## BEGIN Information supplied

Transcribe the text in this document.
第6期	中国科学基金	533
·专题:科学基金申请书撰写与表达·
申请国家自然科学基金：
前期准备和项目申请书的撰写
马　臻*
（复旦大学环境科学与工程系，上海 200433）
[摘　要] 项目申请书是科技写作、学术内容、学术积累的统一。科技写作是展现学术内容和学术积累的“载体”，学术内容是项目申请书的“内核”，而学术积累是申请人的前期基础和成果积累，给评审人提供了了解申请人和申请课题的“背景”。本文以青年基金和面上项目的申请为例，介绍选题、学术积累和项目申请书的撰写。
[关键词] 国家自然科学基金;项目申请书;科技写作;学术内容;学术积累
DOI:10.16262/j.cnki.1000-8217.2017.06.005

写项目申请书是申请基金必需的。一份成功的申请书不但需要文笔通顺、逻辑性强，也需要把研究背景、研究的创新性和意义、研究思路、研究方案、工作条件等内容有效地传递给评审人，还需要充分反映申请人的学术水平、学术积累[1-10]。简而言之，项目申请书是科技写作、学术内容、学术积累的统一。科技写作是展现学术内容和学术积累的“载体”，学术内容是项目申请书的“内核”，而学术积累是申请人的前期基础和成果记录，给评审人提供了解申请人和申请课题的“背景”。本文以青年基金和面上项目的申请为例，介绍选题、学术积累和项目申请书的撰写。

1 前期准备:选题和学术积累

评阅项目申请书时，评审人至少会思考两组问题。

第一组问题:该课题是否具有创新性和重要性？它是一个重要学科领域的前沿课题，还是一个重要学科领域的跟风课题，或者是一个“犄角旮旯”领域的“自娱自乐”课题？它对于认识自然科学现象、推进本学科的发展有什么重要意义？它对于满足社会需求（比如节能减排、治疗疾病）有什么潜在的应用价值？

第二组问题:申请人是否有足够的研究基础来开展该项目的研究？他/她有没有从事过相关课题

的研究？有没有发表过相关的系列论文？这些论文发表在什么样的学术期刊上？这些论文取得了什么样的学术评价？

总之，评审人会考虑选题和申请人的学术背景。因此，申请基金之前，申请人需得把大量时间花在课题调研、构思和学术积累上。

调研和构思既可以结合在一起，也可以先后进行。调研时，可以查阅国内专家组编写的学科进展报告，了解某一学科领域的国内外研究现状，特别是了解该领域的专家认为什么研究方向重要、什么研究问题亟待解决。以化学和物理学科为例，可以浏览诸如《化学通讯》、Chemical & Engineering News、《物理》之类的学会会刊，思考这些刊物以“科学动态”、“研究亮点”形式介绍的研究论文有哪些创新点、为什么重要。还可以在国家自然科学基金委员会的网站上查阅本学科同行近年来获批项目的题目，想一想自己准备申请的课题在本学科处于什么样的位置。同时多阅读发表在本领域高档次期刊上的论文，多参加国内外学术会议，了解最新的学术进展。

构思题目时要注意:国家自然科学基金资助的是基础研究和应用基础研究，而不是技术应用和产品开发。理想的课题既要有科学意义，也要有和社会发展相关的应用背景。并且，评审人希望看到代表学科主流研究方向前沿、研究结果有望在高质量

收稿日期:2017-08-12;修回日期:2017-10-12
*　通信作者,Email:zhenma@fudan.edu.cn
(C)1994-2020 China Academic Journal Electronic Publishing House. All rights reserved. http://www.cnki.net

## END Information supplied

● **Task directions**
From the listing, tally every line with the word "项目申请书是科技写作" in it and give only the tally.

● **Answer to the task**
2